QUOTED PASSAGE.

Main Neale crop

Riding horses – it’s good for the soul, and for a long and fit life!

Olympic rider Neale Lavis, 84, sits ‘like a king on his throne’ as he rides Wattle Grove in the hills above Braidwood. I met Neale through my farrier, who told me the 1960 Rome three-day event champion was ‘one of the best blokes’ I was likely to meet. He was right.

Neale still breeds, rides and trains horses. The image of the king on the throne is one Neale used about riding his champion three-day event mount, Mirrabooka.

You can experience Neale’s great victory in Rome, his deep love of horses and their shaping of his long and successful life in our new film and web feature, A bush rider’s Olympic story, introduced by Diego Zambrano’s beautiful photo of Neale riding one of his beloved horses.

Man on horse

Neale mounted on Mirrabooka prior to dressage event at Rome Olympics, 1960.

Look out in the near future for the next ‘chapter’ of my Australian bush horses and riders website, which will focus on the dashing horses, men and women of showring high jump fame. These famous people and horses dominated the showring circuits of eastern Australia in the first half of the 20th century, linking the people and towns of rural Australia with the major shows of the state capitals.

The striking Emilie Roach was one such hero. Born in Narrandera, New South Wales, in 1898, she was the generation before Lavis, but he saw her riding at many shows, and photographs and tales of her riding feats had given her a legendary status.

Woman on horse

Emilie Roach riding the champion hack, Kim, 1924.

Em’ Roach could be termed a glamour girl of her time and in the 1920s, along with other of her show-ring contemporaries, was tempted by offers to make films in Hollywood. For Neale, she provided inspiration for his own showjumping feats.

Fortunately, she stayed firmly in the saddle in Australia, and her riding career spanned nearly half a century.

During this period, she set many new records for women’s high-jump events, and rode a series of famous high jumpers and champion saddle horses, including Dungog, Lady Radium, Kim, Musician, Peter and Gray Timothy.

Roach’s biographer, and leading authority on show-ring high jumping , Alan Chittick, says in his classic book High, Wide and Handsome, that she ‘was Australia’s most accomplished lady rider’ and that she displayed both the ‘dash and courage of the jumpers riders’ and ‘the polish of the accomplished rider on the flat’.

Woman and horse jumping a fence

Emilie Roach jumping Musician at the Royal Easter Show, Sydney 1925.

Woman on a horse

Emilie Roach riding Lady Radium, 1930.

Emilie Roach’s equestrian exploits included high-jumping, hurdling, show hacking and camp drafting. You can see objects including Emilie’s show-ring clothing, ribbons, medallions and trophies in the Museum’s Spirited: Australia’s Horse Story exhibition. The National Museum  is fortunate to have the Colledge Family collection (relating to both the riding exploits of Emilie Roach and the motoring achievements of her husband Jack Burton), which was donated to the Museum in 1996 by Warren and Rhonda Colledge.

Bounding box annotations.
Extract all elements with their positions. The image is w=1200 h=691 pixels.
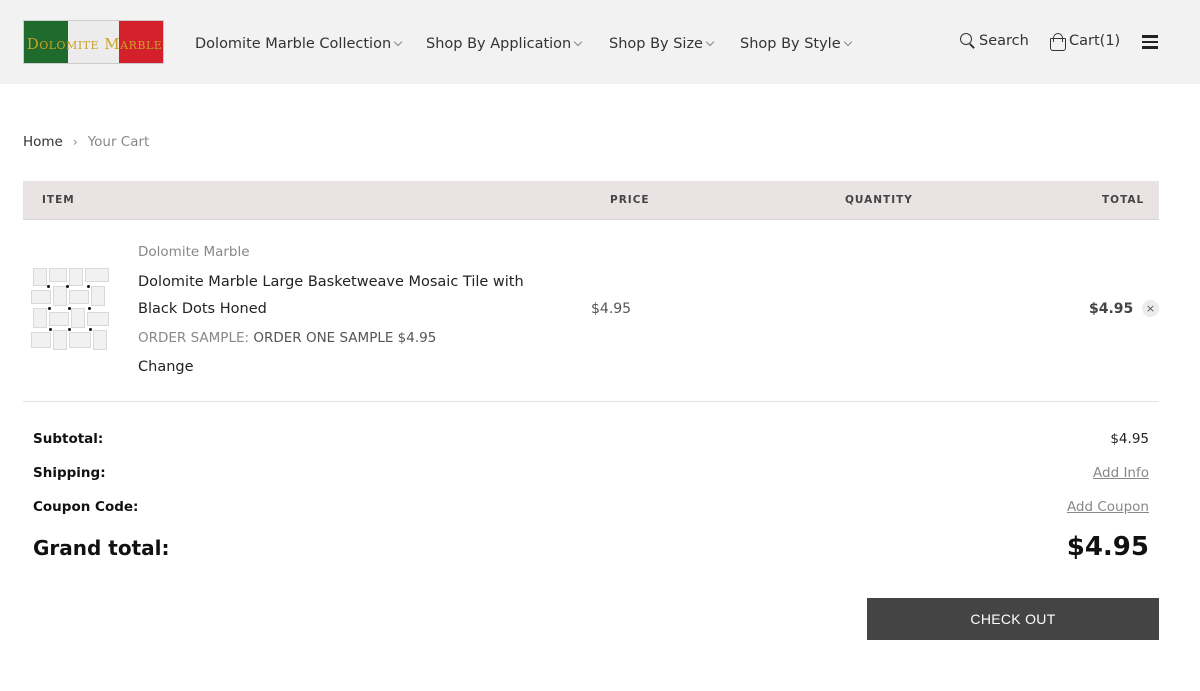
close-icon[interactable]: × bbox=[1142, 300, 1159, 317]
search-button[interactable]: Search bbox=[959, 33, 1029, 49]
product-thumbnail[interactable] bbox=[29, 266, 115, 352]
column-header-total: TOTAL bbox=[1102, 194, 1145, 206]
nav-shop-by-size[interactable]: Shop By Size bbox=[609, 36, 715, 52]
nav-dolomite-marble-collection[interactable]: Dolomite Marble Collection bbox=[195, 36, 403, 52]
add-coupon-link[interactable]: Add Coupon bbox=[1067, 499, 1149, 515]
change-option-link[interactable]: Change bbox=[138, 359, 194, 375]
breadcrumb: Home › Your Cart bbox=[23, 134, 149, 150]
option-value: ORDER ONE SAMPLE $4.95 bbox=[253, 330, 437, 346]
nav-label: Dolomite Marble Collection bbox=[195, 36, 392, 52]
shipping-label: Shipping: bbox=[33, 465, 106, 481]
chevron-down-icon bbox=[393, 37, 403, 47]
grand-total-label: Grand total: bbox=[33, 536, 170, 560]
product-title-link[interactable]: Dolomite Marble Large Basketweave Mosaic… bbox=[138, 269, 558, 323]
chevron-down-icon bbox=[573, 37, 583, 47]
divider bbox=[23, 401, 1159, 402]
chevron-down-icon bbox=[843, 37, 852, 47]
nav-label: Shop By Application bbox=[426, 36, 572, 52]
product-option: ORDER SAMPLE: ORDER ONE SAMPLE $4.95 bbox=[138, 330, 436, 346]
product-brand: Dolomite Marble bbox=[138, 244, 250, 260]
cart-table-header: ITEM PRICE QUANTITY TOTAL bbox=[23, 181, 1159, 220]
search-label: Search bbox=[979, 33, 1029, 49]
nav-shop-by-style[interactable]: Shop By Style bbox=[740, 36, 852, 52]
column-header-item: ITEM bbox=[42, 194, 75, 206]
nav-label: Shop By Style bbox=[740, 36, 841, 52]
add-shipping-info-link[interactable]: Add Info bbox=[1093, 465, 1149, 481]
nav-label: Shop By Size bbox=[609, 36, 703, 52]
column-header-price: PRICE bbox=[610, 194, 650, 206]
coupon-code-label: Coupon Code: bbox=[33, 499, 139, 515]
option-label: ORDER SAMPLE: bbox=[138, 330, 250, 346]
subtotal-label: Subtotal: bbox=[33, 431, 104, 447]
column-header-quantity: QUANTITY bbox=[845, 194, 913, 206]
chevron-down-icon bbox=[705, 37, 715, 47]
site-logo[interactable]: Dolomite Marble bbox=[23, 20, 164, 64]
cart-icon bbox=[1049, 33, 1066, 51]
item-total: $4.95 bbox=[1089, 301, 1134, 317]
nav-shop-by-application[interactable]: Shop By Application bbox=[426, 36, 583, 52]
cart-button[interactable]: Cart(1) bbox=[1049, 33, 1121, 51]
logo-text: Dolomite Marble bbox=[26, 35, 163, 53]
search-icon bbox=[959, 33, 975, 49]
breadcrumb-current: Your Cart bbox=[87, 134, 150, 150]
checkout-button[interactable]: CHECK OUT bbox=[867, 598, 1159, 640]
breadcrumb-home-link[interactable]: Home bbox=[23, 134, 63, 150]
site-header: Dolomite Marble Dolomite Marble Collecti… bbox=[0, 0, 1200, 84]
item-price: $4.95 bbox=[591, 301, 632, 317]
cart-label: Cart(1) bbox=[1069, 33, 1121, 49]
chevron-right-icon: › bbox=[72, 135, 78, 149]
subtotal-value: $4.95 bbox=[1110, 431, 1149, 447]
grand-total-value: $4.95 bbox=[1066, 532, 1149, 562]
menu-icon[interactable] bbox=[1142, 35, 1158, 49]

COMPLETE THE FOLLOWING.
A. Print the passage from the article about Neale Lavis and Emilie Roach that begins at the words "You can experience" and ends after the words "the state capitals.".
B. Summarize the article about Neale Lavis and Emilie Roach in two sentences.
C. List every horse that the article about Neale Lavis and Emilie Roach names as ridden by Emilie Roach.
The data come from a separate source.

ANSWER SET.
A.
You can experience Neale’s great victory in Rome, his deep love of horses and their shaping of his long and successful life in our new film and web feature, A bush rider’s Olympic story, introduced by Diego Zambrano’s beautiful photo of Neale riding one of his beloved horses.

Man on horse

Neale mounted on Mirrabooka prior to dressage event at Rome Olympics, 1960.

Look out in the near future for the next ‘chapter’ of my Australian bush horses and riders website, which will focus on the dashing horses, men and women of showring high jump fame. These famous people and horses dominated the showring circuits of eastern Australia in the first half of the 20th century, linking the people and towns of rural Australia with the major shows of the state capitals.

B. Neale Lavis, the 84-year-old 1960 Rome three-day event champion, still breeds, rides and trains horses, and his story is told in a new film and web feature. Emilie Roach, born in Narrandera in 1898, was a celebrated show-ring rider who inspired Lavis and had a career spanning nearly half a century, and objects from it are shown in the Museum's Spirited: Australia's Horse Story exhibition.

C. Dungog, Lady Radium, Kim, Musician, Peter, Gray Timothy